→ **Given instruction**: Count every line in the data below where "Reales" occurs, then state that number and nothing more.

→ **Records that describe figures**:
________________

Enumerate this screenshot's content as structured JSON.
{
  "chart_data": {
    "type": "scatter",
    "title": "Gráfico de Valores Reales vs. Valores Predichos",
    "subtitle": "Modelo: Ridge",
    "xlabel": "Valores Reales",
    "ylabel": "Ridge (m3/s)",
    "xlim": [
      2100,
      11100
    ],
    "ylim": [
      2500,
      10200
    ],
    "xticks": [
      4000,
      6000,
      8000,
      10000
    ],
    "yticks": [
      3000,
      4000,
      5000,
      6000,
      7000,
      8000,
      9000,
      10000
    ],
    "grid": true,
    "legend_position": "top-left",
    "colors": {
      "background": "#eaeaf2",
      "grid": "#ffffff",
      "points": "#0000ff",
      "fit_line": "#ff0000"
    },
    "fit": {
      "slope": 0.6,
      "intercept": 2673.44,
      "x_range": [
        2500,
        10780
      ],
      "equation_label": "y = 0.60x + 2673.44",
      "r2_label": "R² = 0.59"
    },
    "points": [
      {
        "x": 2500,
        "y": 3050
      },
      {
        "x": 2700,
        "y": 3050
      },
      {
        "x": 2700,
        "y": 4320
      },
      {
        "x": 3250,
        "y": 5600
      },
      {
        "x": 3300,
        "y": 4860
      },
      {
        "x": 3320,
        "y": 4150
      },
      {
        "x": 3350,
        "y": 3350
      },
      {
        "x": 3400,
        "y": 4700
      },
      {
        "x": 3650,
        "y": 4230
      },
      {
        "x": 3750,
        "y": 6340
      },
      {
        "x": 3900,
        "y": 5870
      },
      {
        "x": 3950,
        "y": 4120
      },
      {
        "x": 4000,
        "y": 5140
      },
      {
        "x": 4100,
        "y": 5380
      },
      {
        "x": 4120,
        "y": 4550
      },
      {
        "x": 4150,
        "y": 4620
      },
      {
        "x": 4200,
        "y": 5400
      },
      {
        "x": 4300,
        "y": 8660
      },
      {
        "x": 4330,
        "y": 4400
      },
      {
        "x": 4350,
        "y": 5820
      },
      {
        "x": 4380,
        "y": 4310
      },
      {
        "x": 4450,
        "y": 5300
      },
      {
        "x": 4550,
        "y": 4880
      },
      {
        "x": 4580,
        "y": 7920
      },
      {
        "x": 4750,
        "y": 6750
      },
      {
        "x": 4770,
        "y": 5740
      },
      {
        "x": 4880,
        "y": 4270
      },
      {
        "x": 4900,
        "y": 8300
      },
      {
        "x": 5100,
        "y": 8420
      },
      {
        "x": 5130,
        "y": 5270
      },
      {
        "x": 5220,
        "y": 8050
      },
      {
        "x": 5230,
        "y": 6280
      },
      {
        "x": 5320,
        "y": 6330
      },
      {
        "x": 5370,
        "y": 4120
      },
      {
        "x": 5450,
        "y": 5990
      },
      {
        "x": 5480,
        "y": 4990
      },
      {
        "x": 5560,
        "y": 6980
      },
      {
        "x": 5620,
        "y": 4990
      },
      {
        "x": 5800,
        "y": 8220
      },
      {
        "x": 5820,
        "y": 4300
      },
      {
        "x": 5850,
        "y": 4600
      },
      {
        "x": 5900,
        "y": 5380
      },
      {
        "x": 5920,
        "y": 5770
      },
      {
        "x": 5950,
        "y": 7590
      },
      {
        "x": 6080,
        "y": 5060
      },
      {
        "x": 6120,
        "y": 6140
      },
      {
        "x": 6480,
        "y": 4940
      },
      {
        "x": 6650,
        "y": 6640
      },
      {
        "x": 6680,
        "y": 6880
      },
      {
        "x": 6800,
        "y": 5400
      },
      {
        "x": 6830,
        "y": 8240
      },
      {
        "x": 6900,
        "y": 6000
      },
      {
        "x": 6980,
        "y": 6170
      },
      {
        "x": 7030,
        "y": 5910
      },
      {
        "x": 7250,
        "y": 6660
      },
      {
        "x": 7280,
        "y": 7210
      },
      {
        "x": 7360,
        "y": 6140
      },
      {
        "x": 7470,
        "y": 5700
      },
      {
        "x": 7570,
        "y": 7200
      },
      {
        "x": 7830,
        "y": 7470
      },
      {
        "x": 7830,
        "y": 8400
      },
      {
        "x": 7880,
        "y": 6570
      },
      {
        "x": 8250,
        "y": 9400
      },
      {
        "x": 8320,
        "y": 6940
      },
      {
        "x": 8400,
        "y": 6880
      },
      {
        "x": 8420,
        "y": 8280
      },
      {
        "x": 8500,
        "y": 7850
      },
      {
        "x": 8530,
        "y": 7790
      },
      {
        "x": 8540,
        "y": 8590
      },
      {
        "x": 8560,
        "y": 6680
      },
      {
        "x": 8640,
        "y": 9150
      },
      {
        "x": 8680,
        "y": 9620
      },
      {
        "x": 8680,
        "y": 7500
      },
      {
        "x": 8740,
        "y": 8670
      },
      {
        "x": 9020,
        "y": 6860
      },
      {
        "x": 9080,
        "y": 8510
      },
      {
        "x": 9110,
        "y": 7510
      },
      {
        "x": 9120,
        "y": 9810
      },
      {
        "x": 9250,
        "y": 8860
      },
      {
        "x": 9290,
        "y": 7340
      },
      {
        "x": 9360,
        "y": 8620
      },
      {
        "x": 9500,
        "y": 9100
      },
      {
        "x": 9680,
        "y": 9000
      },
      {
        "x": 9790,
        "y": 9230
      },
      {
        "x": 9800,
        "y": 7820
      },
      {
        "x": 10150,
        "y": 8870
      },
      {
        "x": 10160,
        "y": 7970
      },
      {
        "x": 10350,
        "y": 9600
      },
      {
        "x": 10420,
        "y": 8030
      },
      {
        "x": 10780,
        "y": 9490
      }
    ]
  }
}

________________

→ **Problem solution**: 2